### [Stated task]
Reproduce all the lines exactly as they stand, apart from the pictures.

### [Input for this task]
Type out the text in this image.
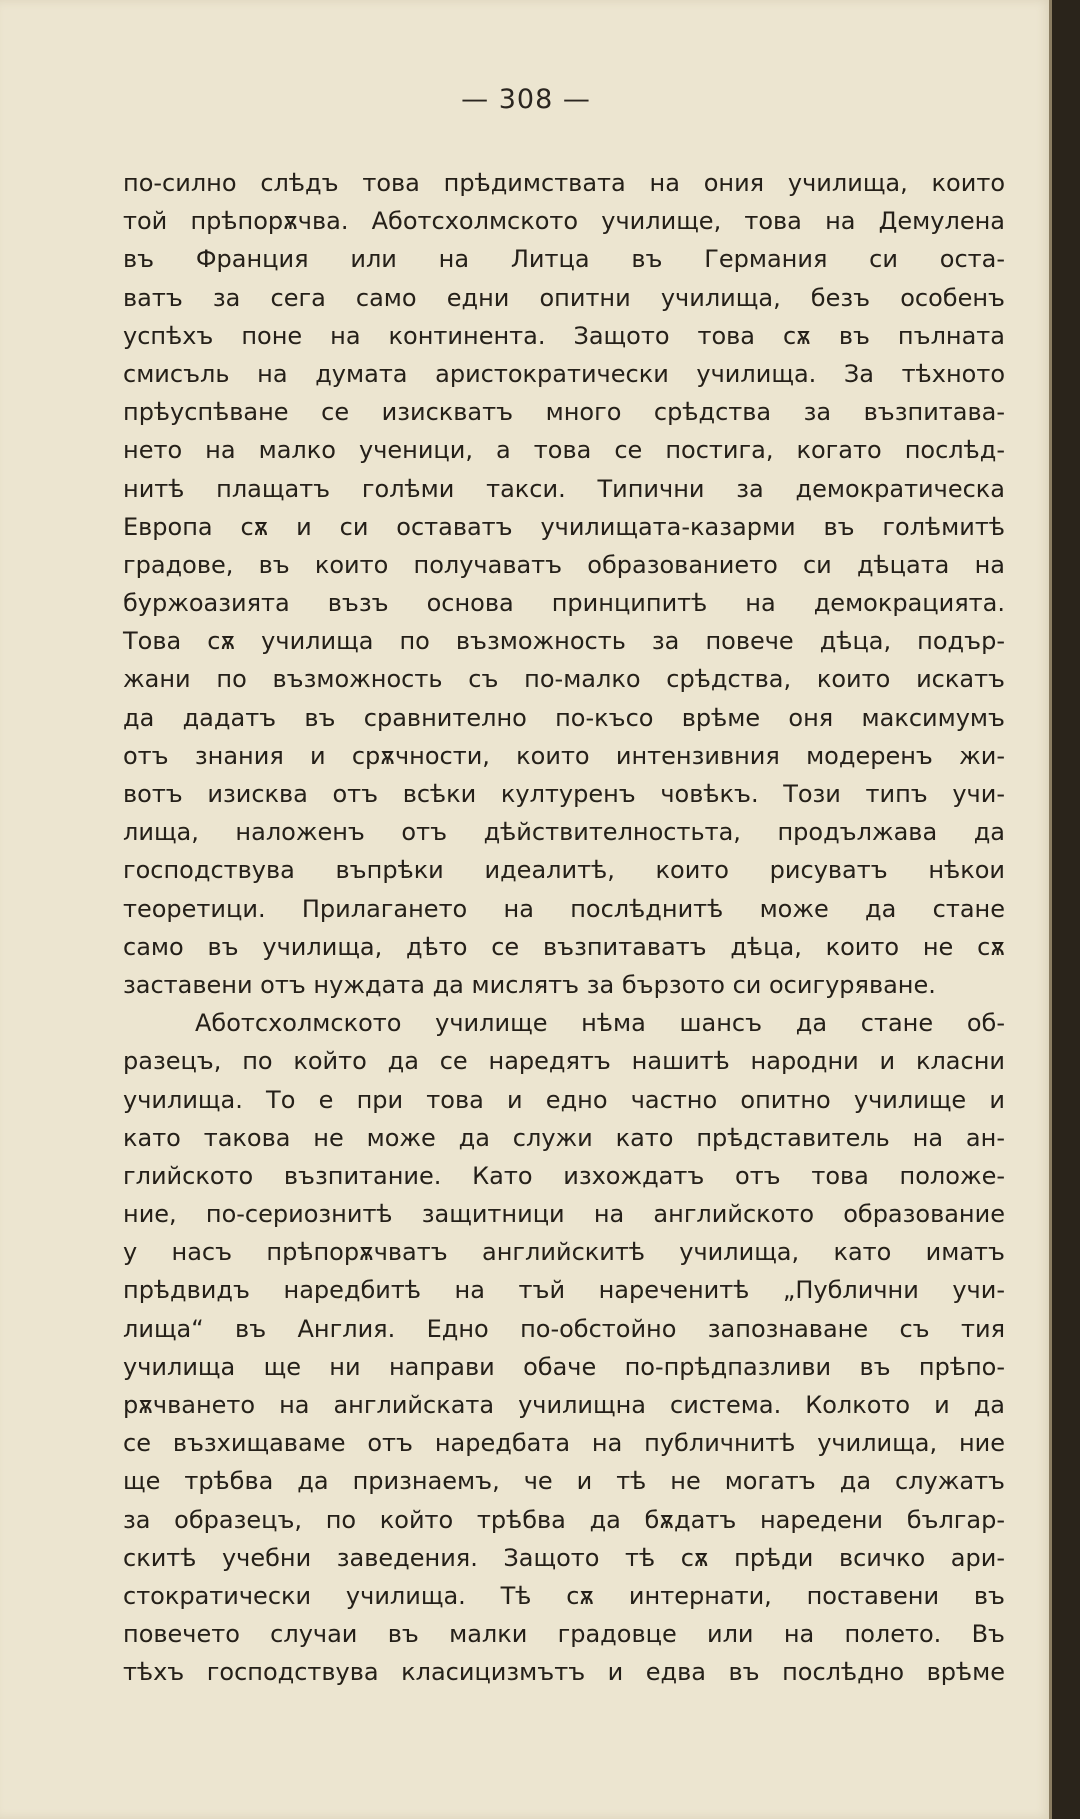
— 308 —
по-силно слѣдъ това прѣдимствата на ония училища, които
той прѣпорѫчва. Аботсхолмското училище, това на Демулена
въ Франция или на Литца въ Германия си оста-
ватъ за сега само едни опитни училища, безъ особенъ
успѣхъ поне на континента. Защото това сѫ въ пълната
смисъль на думата аристократически училища. За тѣхното
прѣуспѣване се изискватъ много срѣдства за възпитава-
нето на малко ученици, а това се постига, когато послѣд-
нитѣ плащатъ голѣми такси. Типични за демократическа
Европа сѫ и си оставатъ училищата-казарми въ голѣмитѣ
градове, въ които получаватъ образованието си дѣцата на
буржоазията възъ основа принципитѣ на демокрацията.
Това сѫ училища по възможность за повече дѣца, подър-
жани по възможность съ по-малко срѣдства, които искатъ
да дадатъ въ сравнително по-късо врѣме оня максимумъ
отъ знания и срѫчности, които интензивния модеренъ жи-
вотъ изисква отъ всѣки културенъ човѣкъ. Този типъ учи-
лища, наложенъ отъ дѣйствителностьта, продължава да
господствува въпрѣки идеалитѣ, които рисуватъ нѣкои
теоретици. Прилагането на послѣднитѣ може да стане
само въ училища, дѣто се възпитаватъ дѣца, които не сѫ
заставени отъ нуждата да мислятъ за бързото си осигуряване.
Аботсхолмското училище нѣма шансъ да стане об-
разецъ, по който да се наредятъ нашитѣ народни и класни
училища. То е при това и едно частно опитно училище и
като такова не може да служи като прѣдставитель на ан-
глийското възпитание. Като изхождатъ отъ това положе-
ние, по-сериознитѣ защитници на английското образование
у насъ прѣпорѫчватъ английскитѣ училища, като иматъ
прѣдвидъ наредбитѣ на тъй нареченитѣ „Публични учи-
лища“ въ Англия. Едно по-обстойно запознаване съ тия
училища ще ни направи обаче по-прѣдпазливи въ прѣпо-
рѫчването на английската училищна система. Колкото и да
се възхищаваме отъ наредбата на публичнитѣ училища, ние
ще трѣбва да признаемъ, че и тѣ не могатъ да служатъ
за образецъ, по който трѣбва да бѫдатъ наредени българ-
скитѣ учебни заведения. Защото тѣ сѫ прѣди всичко ари-
стократически училища. Тѣ сѫ интернати, поставени въ
повечето случаи въ малки градовце или на полето. Въ
тѣхъ господствува класицизмътъ и едва въ послѣдно врѣме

### [Reply]
Type out the text in this image.
— 308 —
по-силно слѣдъ това прѣдимствата на ония училища, които
той прѣпорѫчва. Аботсхолмското училище, това на Демулена
въ Франция или на Литца въ Германия си оста-
ватъ за сега само едни опитни училища, безъ особенъ
успѣхъ поне на континента. Защото това сѫ въ пълната
смисъль на думата аристократически училища. За тѣхното
прѣуспѣване се изискватъ много срѣдства за възпитава-
нето на малко ученици, а това се постига, когато послѣд-
нитѣ плащатъ голѣми такси. Типични за демократическа
Европа сѫ и си оставатъ училищата-казарми въ голѣмитѣ
градове, въ които получаватъ образованието си дѣцата на
буржоазията възъ основа принципитѣ на демокрацията.
Това сѫ училища по възможность за повече дѣца, подър-
жани по възможность съ по-малко срѣдства, които искатъ
да дадатъ въ сравнително по-късо врѣме оня максимумъ
отъ знания и срѫчности, които интензивния модеренъ жи-
вотъ изисква отъ всѣки културенъ човѣкъ. Този типъ учи-
лища, наложенъ отъ дѣйствителностьта, продължава да
господствува въпрѣки идеалитѣ, които рисуватъ нѣкои
теоретици. Прилагането на послѣднитѣ може да стане
само въ училища, дѣто се възпитаватъ дѣца, които не сѫ
заставени отъ нуждата да мислятъ за бързото си осигуряване.
Аботсхолмското училище нѣма шансъ да стане об-
разецъ, по който да се наредятъ нашитѣ народни и класни
училища. То е при това и едно частно опитно училище и
като такова не може да служи като прѣдставитель на ан-
глийското възпитание. Като изхождатъ отъ това положе-
ние, по-сериознитѣ защитници на английското образование
у насъ прѣпорѫчватъ английскитѣ училища, като иматъ
прѣдвидъ наредбитѣ на тъй нареченитѣ „Публични учи-
лища“ въ Англия. Едно по-обстойно запознаване съ тия
училища ще ни направи обаче по-прѣдпазливи въ прѣпо-
рѫчването на английската училищна система. Колкото и да
се възхищаваме отъ наредбата на публичнитѣ училища, ние
ще трѣбва да признаемъ, че и тѣ не могатъ да служатъ
за образецъ, по който трѣбва да бѫдатъ наредени българ-
скитѣ учебни заведения. Защото тѣ сѫ прѣди всичко ари-
стократически училища. Тѣ сѫ интернати, поставени въ
повечето случаи въ малки градовце или на полето. Въ
тѣхъ господствува класицизмътъ и едва въ послѣдно врѣме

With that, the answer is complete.